## GIVEN TASK
Arrange every line of the entries below as a Markdown table with the columns Row and Line, numbering each row and leaving out blank lines.

[Entries taken from a collection]
§
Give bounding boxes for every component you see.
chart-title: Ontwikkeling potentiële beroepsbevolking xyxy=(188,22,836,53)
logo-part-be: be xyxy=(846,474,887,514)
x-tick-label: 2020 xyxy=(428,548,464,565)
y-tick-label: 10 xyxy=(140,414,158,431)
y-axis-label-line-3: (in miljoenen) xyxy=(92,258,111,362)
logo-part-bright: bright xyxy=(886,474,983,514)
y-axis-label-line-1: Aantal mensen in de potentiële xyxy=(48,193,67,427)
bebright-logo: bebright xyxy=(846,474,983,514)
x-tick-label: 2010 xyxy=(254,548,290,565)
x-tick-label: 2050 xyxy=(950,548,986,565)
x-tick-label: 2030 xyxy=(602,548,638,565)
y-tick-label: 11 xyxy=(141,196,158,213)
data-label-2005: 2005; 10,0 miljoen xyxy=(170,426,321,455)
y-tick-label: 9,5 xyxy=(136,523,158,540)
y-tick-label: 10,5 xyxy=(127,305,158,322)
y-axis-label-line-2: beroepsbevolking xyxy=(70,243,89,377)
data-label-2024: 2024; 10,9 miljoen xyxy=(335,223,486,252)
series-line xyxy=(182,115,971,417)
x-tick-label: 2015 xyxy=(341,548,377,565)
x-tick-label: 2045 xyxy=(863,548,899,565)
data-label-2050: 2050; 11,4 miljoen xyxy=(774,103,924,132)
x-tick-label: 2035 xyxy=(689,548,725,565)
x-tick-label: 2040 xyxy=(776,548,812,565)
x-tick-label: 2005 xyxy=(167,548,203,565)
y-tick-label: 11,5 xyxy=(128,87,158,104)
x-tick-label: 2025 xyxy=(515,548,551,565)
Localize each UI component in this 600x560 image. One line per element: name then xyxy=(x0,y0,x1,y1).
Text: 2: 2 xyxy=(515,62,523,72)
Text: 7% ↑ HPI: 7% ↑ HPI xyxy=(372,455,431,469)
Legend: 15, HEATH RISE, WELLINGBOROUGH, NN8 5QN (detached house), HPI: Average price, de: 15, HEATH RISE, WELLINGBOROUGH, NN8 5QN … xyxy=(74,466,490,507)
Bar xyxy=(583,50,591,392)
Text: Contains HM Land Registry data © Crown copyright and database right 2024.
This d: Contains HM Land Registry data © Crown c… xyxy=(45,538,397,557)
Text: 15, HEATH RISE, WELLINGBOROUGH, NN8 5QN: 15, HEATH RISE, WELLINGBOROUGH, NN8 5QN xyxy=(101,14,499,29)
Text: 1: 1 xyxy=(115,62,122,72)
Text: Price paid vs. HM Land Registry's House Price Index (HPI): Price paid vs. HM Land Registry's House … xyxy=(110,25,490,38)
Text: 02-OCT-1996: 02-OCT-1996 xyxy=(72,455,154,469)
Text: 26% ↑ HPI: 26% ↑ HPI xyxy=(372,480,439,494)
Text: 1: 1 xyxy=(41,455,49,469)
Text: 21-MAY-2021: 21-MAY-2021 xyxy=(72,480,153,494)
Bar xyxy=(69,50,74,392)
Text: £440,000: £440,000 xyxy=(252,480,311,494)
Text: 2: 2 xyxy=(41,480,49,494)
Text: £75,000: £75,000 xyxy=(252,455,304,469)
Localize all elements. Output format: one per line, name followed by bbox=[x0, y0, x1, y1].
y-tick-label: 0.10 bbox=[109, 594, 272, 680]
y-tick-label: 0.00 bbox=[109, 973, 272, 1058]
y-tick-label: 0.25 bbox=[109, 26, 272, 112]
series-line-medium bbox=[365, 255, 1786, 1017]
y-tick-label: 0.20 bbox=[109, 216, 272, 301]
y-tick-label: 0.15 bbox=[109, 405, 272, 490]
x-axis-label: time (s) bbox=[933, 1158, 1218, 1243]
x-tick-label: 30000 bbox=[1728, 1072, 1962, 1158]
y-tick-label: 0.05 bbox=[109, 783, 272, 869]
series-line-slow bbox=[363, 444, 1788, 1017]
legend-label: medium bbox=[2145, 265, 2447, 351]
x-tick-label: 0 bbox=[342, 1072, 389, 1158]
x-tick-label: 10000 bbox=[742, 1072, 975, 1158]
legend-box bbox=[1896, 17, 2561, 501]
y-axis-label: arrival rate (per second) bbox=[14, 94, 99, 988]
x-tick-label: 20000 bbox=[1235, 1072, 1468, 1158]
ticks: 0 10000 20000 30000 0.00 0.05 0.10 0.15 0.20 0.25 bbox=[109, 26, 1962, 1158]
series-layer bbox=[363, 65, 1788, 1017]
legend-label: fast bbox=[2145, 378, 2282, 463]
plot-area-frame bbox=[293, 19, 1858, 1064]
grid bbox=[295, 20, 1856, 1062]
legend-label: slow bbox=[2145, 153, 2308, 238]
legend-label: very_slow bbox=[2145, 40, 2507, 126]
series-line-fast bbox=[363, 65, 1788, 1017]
§
## COMPLETED TASK
| Row | Line |
|---|---|
| 1 | Give bounding boxes for every component you see. |
| 2 | chart-title: Ontwikkeling potentiële beroepsbevolking xyxy=(188,22,836,53) |
| 3 | logo-part-be: be xyxy=(846,474,887,514) |
| 4 | x-tick-label: 2020 xyxy=(428,548,464,565) |
| 5 | y-tick-label: 10 xyxy=(140,414,158,431) |
| 6 | y-axis-label-line-3: (in miljoenen) xyxy=(92,258,111,362) |
| 7 | logo-part-bright: bright xyxy=(886,474,983,514) |
| 8 | y-axis-label-line-1: Aantal mensen in de potentiële xyxy=(48,193,67,427) |
| 9 | bebright-logo: bebright xyxy=(846,474,983,514) |
| 10 | x-tick-label: 2010 xyxy=(254,548,290,565) |
| 11 | x-tick-label: 2050 xyxy=(950,548,986,565) |
| 12 | x-tick-label: 2030 xyxy=(602,548,638,565) |
| 13 | y-tick-label: 11 xyxy=(141,196,158,213) |
| 14 | data-label-2005: 2005; 10,0 miljoen xyxy=(170,426,321,455) |
| 15 | y-tick-label: 9,5 xyxy=(136,523,158,540) |
| 16 | y-tick-label: 10,5 xyxy=(127,305,158,322) |
| 17 | y-axis-label-line-2: beroepsbevolking xyxy=(70,243,89,377) |
| 18 | data-label-2024: 2024; 10,9 miljoen xyxy=(335,223,486,252) |
| 19 | series-line xyxy=(182,115,971,417) |
| 20 | x-tick-label: 2015 xyxy=(341,548,377,565) |
| 21 | x-tick-label: 2045 xyxy=(863,548,899,565) |
| 22 | data-label-2050: 2050; 11,4 miljoen xyxy=(774,103,924,132) |
| 23 | x-tick-label: 2035 xyxy=(689,548,725,565) |
| 24 | x-tick-label: 2040 xyxy=(776,548,812,565) |
| 25 | x-tick-label: 2005 xyxy=(167,548,203,565) |
| 26 | y-tick-label: 11,5 xyxy=(128,87,158,104) |
| 27 | x-tick-label: 2025 xyxy=(515,548,551,565) |
| 28 | Localize each UI component in this 600x560 image. One line per element: name then xyxy=(x0,y0,x1,y1). |
| 29 | Text: 2: 2 xyxy=(515,62,523,72) |
| 30 | Text: 7% ↑ HPI: 7% ↑ HPI xyxy=(372,455,431,469) |
| 31 | Legend: 15, HEATH RISE, WELLINGBOROUGH, NN8 5QN (detached house), HPI: Average price, de: 15, HEATH RISE, WELLINGBOROUGH, NN8 5QN … xyxy=(74,466,490,507) |
| 32 | Bar xyxy=(583,50,591,392) |
| 33 | Text: Contains HM Land Registry data © Crown copyright and database right 2024. |
| 34 | This d: Contains HM Land Registry data © Crown c… xyxy=(45,538,397,557) |
| 35 | Text: 15, HEATH RISE, WELLINGBOROUGH, NN8 5QN: 15, HEATH RISE, WELLINGBOROUGH, NN8 5QN xyxy=(101,14,499,29) |
| 36 | Text: 1: 1 xyxy=(115,62,122,72) |
| 37 | Text: Price paid vs. HM Land Registry's House Price Index (HPI): Price paid vs. HM Land Registry's House … xyxy=(110,25,490,38) |
| 38 | Text: 02-OCT-1996: 02-OCT-1996 xyxy=(72,455,154,469) |
| 39 | Text: 26% ↑ HPI: 26% ↑ HPI xyxy=(372,480,439,494) |
| 40 | Text: 1: 1 xyxy=(41,455,49,469) |
| 41 | Text: 21-MAY-2021: 21-MAY-2021 xyxy=(72,480,153,494) |
| 42 | Bar xyxy=(69,50,74,392) |
| 43 | Text: £440,000: £440,000 xyxy=(252,480,311,494) |
| 44 | Text: 2: 2 xyxy=(41,480,49,494) |
| 45 | Text: £75,000: £75,000 xyxy=(252,455,304,469) |
| 46 | Localize all elements. Output format: one per line, name followed by bbox=[x0, y0, x1, y1]. |
| 47 | y-tick-label: 0.10 bbox=[109, 594, 272, 680] |
| 48 | y-tick-label: 0.00 bbox=[109, 973, 272, 1058] |
| 49 | y-tick-label: 0.25 bbox=[109, 26, 272, 112] |
| 50 | series-line-medium bbox=[365, 255, 1786, 1017] |
| 51 | y-tick-label: 0.20 bbox=[109, 216, 272, 301] |
| 52 | y-tick-label: 0.15 bbox=[109, 405, 272, 490] |
| 53 | x-axis-label: time (s) bbox=[933, 1158, 1218, 1243] |
| 54 | x-tick-label: 30000 bbox=[1728, 1072, 1962, 1158] |
| 55 | y-tick-label: 0.05 bbox=[109, 783, 272, 869] |
| 56 | series-line-slow bbox=[363, 444, 1788, 1017] |
| 57 | legend-label: medium bbox=[2145, 265, 2447, 351] |
| 58 | x-tick-label: 0 bbox=[342, 1072, 389, 1158] |
| 59 | x-tick-label: 10000 bbox=[742, 1072, 975, 1158] |
| 60 | legend-box bbox=[1896, 17, 2561, 501] |
| 61 | y-axis-label: arrival rate (per second) bbox=[14, 94, 99, 988] |
| 62 | x-tick-label: 20000 bbox=[1235, 1072, 1468, 1158] |
| 63 | ticks: 0 10000 20000 30000 0.00 0.05 0.10 0.15 0.20 0.25 bbox=[109, 26, 1962, 1158] |
| 64 | series-layer bbox=[363, 65, 1788, 1017] |
| 65 | legend-label: fast bbox=[2145, 378, 2282, 463] |
| 66 | plot-area-frame bbox=[293, 19, 1858, 1064] |
| 67 | grid bbox=[295, 20, 1856, 1062] |
| 68 | legend-label: slow bbox=[2145, 153, 2308, 238] |
| 69 | legend-label: very_slow bbox=[2145, 40, 2507, 126] |
| 70 | series-line-fast bbox=[363, 65, 1788, 1017] |